> [CHALLENGE] Quote every line below exactly and skip any picture.

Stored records
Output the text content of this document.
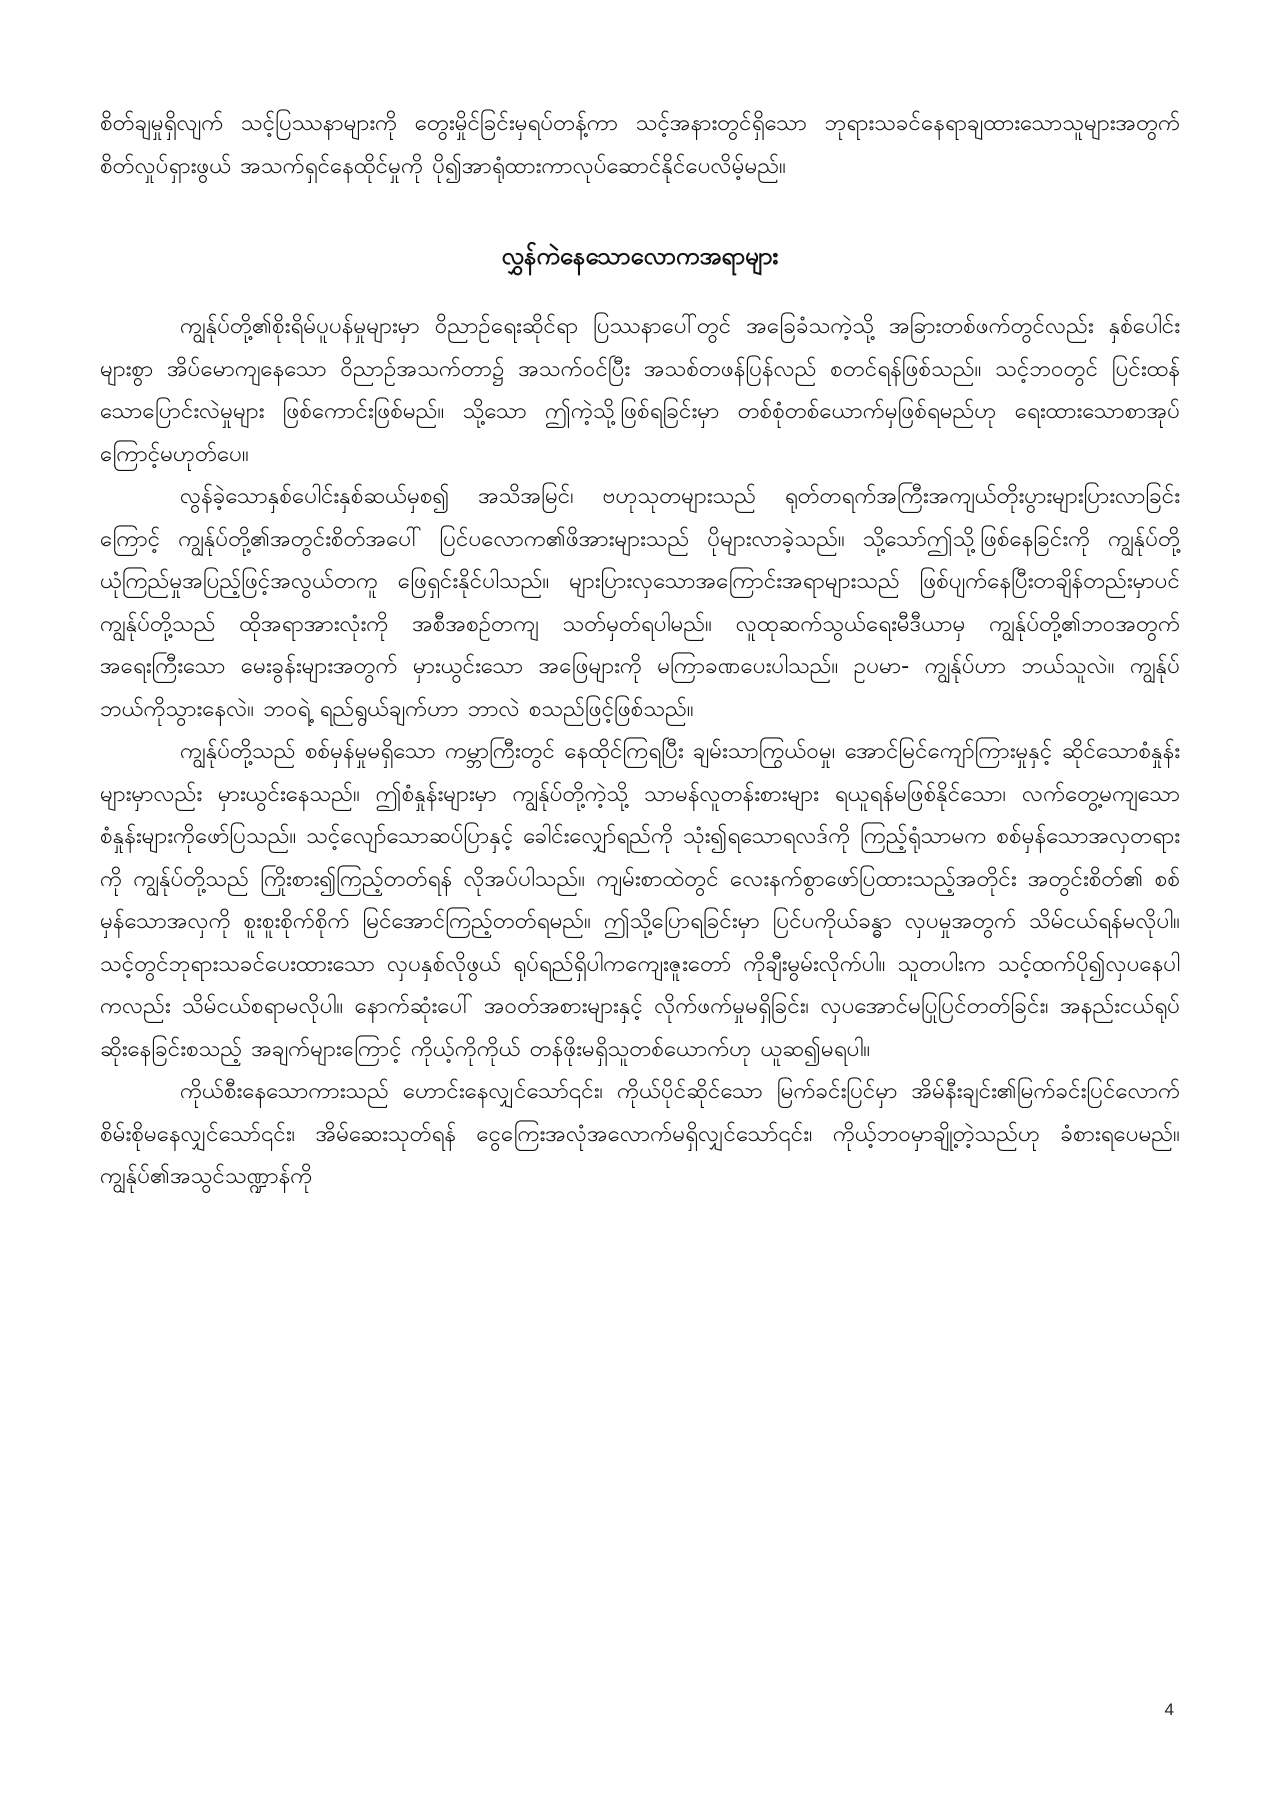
စိတ်ချမှုရှိလျက် သင့်ပြဿနာများကို တွေးမှိုင်ခြင်းမှရပ်တန့်ကာ သင့်အနားတွင်ရှိသော ဘုရားသခင်နေရာချထားသောသူများအတွက် စိတ်လှုပ်ရှားဖွယ် အသက်ရှင်နေထိုင်မှုကို ပို၍အာရုံထားကာလုပ်ဆောင်နိုင်ပေလိမ့်မည်။

လွှန်ကဲနေသောလောကအရာများ

ကျွန်ုပ်တို့၏စိုးရိမ်ပူပန်မှုများမှာ ဝိညာဉ်ရေးဆိုင်ရာ ပြဿနာပေါ်တွင် အခြေခံသကဲ့သို့ အခြားတစ်ဖက်တွင်လည်း နှစ်ပေါင်းများစွာ အိပ်မောကျနေသော ဝိညာဉ်အသက်တာ၌ အသက်ဝင်ပြီး အသစ်တဖန်ပြန်လည် စတင်ရန်ဖြစ်သည်။ သင့်ဘဝတွင် ပြင်းထန်သောပြောင်းလဲမှုများ ဖြစ်ကောင်းဖြစ်မည်။ သို့သော ဤကဲ့သို့ဖြစ်ရခြင်းမှာ တစ်စုံတစ်ယောက်မှဖြစ်ရမည်ဟု ရေးထားသောစာအုပ်ကြောင့်မဟုတ်ပေ။

လွန်ခဲ့သောနှစ်ပေါင်းနှစ်ဆယ်မှစ၍ အသိအမြင်၊ ဗဟုသုတများသည် ရုတ်တရက်အကြီးအကျယ်တိုးပွားများပြားလာခြင်းကြောင့် ကျွန်ုပ်တို့၏အတွင်းစိတ်အပေါ် ပြင်ပလောက၏ဖိအားများသည် ပိုများလာခဲ့သည်။ သို့သော်ဤသို့ဖြစ်နေခြင်းကို ကျွန်ုပ်တို့ယုံကြည်မှုအပြည့်ဖြင့်အလွယ်တကူ ဖြေရှင်းနိုင်ပါသည်။ များပြားလှသောအကြောင်းအရာများသည် ဖြစ်ပျက်နေပြီးတချိန်တည်းမှာပင် ကျွန်ုပ်တို့သည် ထိုအရာအားလုံးကို အစီအစဉ်တကျ သတ်မှတ်ရပါမည်။ လူထုဆက်သွယ်ရေးမီဒီယာမှ ကျွန်ုပ်တို့၏ဘဝအတွက် အရေးကြီးသော မေးခွန်းများအတွက် မှားယွင်းသော အဖြေများကို မကြာခဏပေးပါသည်။ ဥပမာ- ကျွန်ုပ်ဟာ ဘယ်သူလဲ။ ကျွန်ုပ်ဘယ်ကိုသွားနေလဲ။ ဘဝရဲ့ ရည်ရွယ်ချက်ဟာ ဘာလဲ စသည်ဖြင့်ဖြစ်သည်။

ကျွန်ုပ်တို့သည် စစ်မှန်မှုမရှိသော ကမ္ဘာကြီးတွင် နေထိုင်ကြရပြီး ချမ်းသာကြွယ်ဝမှု၊ အောင်မြင်ကျော်ကြားမှုနှင့် ဆိုင်သောစံနှုန်းများမှာလည်း မှားယွင်းနေသည်။ ဤစံနှုန်းများမှာ ကျွန်ုပ်တို့ကဲ့သို့ သာမန်လူတန်းစားများ ရယူရန်မဖြစ်နိုင်သော၊ လက်တွေ့မကျသော စံနှုန်းများကိုဖော်ပြသည်။ သင့်လျော်သောဆပ်ပြာနှင့် ခေါင်းလျှော်ရည်ကို သုံး၍ရသောရလဒ်ကို ကြည့်ရုံသာမက စစ်မှန်သောအလှတရားကို ကျွန်ုပ်တို့သည် ကြိုးစား၍ကြည့်တတ်ရန် လိုအပ်ပါသည်။ ကျမ်းစာထဲတွင် လေးနက်စွာဖော်ပြထားသည့်အတိုင်း အတွင်းစိတ်၏ စစ်မှန်သောအလှကို စူးစူးစိုက်စိုက် မြင်အောင်ကြည့်တတ်ရမည်။ ဤသို့ပြောရခြင်းမှာ ပြင်ပကိုယ်ခန္ဓာ လှပမှုအတွက် သိမ်ငယ်ရန်မလိုပါ။ သင့်တွင်ဘုရားသခင်ပေးထားသော လှပနှစ်လိုဖွယ် ရုပ်ရည်ရှိပါကကျေးဇူးတော် ကိုချီးမွမ်းလိုက်ပါ။ သူတပါးက သင့်ထက်ပို၍လှပနေပါကလည်း သိမ်ငယ်စရာမလိုပါ။ နောက်ဆုံးပေါ် အဝတ်အစားများနှင့် လိုက်ဖက်မှုမရှိခြင်း၊ လှပအောင်မပြုပြင်တတ်ခြင်း၊ အနည်းငယ်ရုပ်ဆိုးနေခြင်းစသည့် အချက်များကြောင့် ကိုယ့်ကိုကိုယ် တန်ဖိုးမရှိသူတစ်ယောက်ဟု ယူဆ၍မရပါ။

ကိုယ်စီးနေသောကားသည် ဟောင်းနေလျှင်သော်၎င်း၊ ကိုယ်ပိုင်ဆိုင်သော မြက်ခင်းပြင်မှာ အိမ်နီးချင်း၏မြက်ခင်းပြင်လောက် စိမ်းစိုမနေလျှင်သော်၎င်း၊ အိမ်ဆေးသုတ်ရန် ငွေကြေးအလုံအလောက်မရှိလျှင်သော်၎င်း၊ ကိုယ့်ဘဝမှာချို့တဲ့သည်ဟု ခံစားရပေမည်။ ကျွန်ုပ်၏အသွင်သဏ္ဍာန်ကို

4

> [SOLUTION TO THE PROBLEM]
Output the text content of this document.
စိတ်ချမှုရှိလျက် သင့်ပြဿနာများကို တွေးမှိုင်ခြင်းမှရပ်တန့်ကာ သင့်အနားတွင်ရှိသော ဘုရားသခင်နေရာချထားသောသူများအတွက် စိတ်လှုပ်ရှားဖွယ် အသက်ရှင်နေထိုင်မှုကို ပို၍အာရုံထားကာလုပ်ဆောင်နိုင်ပေလိမ့်မည်။

လွှန်ကဲနေသောလောကအရာများ

ကျွန်ုပ်တို့၏စိုးရိမ်ပူပန်မှုများမှာ ဝိညာဉ်ရေးဆိုင်ရာ ပြဿနာပေါ်တွင် အခြေခံသကဲ့သို့ အခြားတစ်ဖက်တွင်လည်း နှစ်ပေါင်းများစွာ အိပ်မောကျနေသော ဝိညာဉ်အသက်တာ၌ အသက်ဝင်ပြီး အသစ်တဖန်ပြန်လည် စတင်ရန်ဖြစ်သည်။ သင့်ဘဝတွင် ပြင်းထန်သောပြောင်းလဲမှုများ ဖြစ်ကောင်းဖြစ်မည်။ သို့သော ဤကဲ့သို့ဖြစ်ရခြင်းမှာ တစ်စုံတစ်ယောက်မှဖြစ်ရမည်ဟု ရေးထားသောစာအုပ်ကြောင့်မဟုတ်ပေ။

လွန်ခဲ့သောနှစ်ပေါင်းနှစ်ဆယ်မှစ၍ အသိအမြင်၊ ဗဟုသုတများသည် ရုတ်တရက်အကြီးအကျယ်တိုးပွားများပြားလာခြင်းကြောင့် ကျွန်ုပ်တို့၏အတွင်းစိတ်အပေါ် ပြင်ပလောက၏ဖိအားများသည် ပိုများလာခဲ့သည်။ သို့သော်ဤသို့ဖြစ်နေခြင်းကို ကျွန်ုပ်တို့ယုံကြည်မှုအပြည့်ဖြင့်အလွယ်တကူ ဖြေရှင်းနိုင်ပါသည်။ များပြားလှသောအကြောင်းအရာများသည် ဖြစ်ပျက်နေပြီးတချိန်တည်းမှာပင် ကျွန်ုပ်တို့သည် ထိုအရာအားလုံးကို အစီအစဉ်တကျ သတ်မှတ်ရပါမည်။ လူထုဆက်သွယ်ရေးမီဒီယာမှ ကျွန်ုပ်တို့၏ဘဝအတွက် အရေးကြီးသော မေးခွန်းများအတွက် မှားယွင်းသော အဖြေများကို မကြာခဏပေးပါသည်။ ဥပမာ- ကျွန်ုပ်ဟာ ဘယ်သူလဲ။ ကျွန်ုပ်ဘယ်ကိုသွားနေလဲ။ ဘဝရဲ့ ရည်ရွယ်ချက်ဟာ ဘာလဲ စသည်ဖြင့်ဖြစ်သည်။

ကျွန်ုပ်တို့သည် စစ်မှန်မှုမရှိသော ကမ္ဘာကြီးတွင် နေထိုင်ကြရပြီး ချမ်းသာကြွယ်ဝမှု၊ အောင်မြင်ကျော်ကြားမှုနှင့် ဆိုင်သောစံနှုန်းများမှာလည်း မှားယွင်းနေသည်။ ဤစံနှုန်းများမှာ ကျွန်ုပ်တို့ကဲ့သို့ သာမန်လူတန်းစားများ ရယူရန်မဖြစ်နိုင်သော၊ လက်တွေ့မကျသော စံနှုန်းများကိုဖော်ပြသည်။ သင့်လျော်သောဆပ်ပြာနှင့် ခေါင်းလျှော်ရည်ကို သုံး၍ရသောရလဒ်ကို ကြည့်ရုံသာမက စစ်မှန်သောအလှတရားကို ကျွန်ုပ်တို့သည် ကြိုးစား၍ကြည့်တတ်ရန် လိုအပ်ပါသည်။ ကျမ်းစာထဲတွင် လေးနက်စွာဖော်ပြထားသည့်အတိုင်း အတွင်းစိတ်၏ စစ်မှန်သောအလှကို စူးစူးစိုက်စိုက် မြင်အောင်ကြည့်တတ်ရမည်။ ဤသို့ပြောရခြင်းမှာ ပြင်ပကိုယ်ခန္ဓာ လှပမှုအတွက် သိမ်ငယ်ရန်မလိုပါ။ သင့်တွင်ဘုရားသခင်ပေးထားသော လှပနှစ်လိုဖွယ် ရုပ်ရည်ရှိပါကကျေးဇူးတော် ကိုချီးမွမ်းလိုက်ပါ။ သူတပါးက သင့်ထက်ပို၍လှပနေပါကလည်း သိမ်ငယ်စရာမလိုပါ။ နောက်ဆုံးပေါ် အဝတ်အစားများနှင့် လိုက်ဖက်မှုမရှိခြင်း၊ လှပအောင်မပြုပြင်တတ်ခြင်း၊ အနည်းငယ်ရုပ်ဆိုးနေခြင်းစသည့် အချက်များကြောင့် ကိုယ့်ကိုကိုယ် တန်ဖိုးမရှိသူတစ်ယောက်ဟု ယူဆ၍မရပါ။

ကိုယ်စီးနေသောကားသည် ဟောင်းနေလျှင်သော်၎င်း၊ ကိုယ်ပိုင်ဆိုင်သော မြက်ခင်းပြင်မှာ အိမ်နီးချင်း၏မြက်ခင်းပြင်လောက် စိမ်းစိုမနေလျှင်သော်၎င်း၊ အိမ်ဆေးသုတ်ရန် ငွေကြေးအလုံအလောက်မရှိလျှင်သော်၎င်း၊ ကိုယ့်ဘဝမှာချို့တဲ့သည်ဟု ခံစားရပေမည်။ ကျွန်ုပ်၏အသွင်သဏ္ဍာန်ကို

4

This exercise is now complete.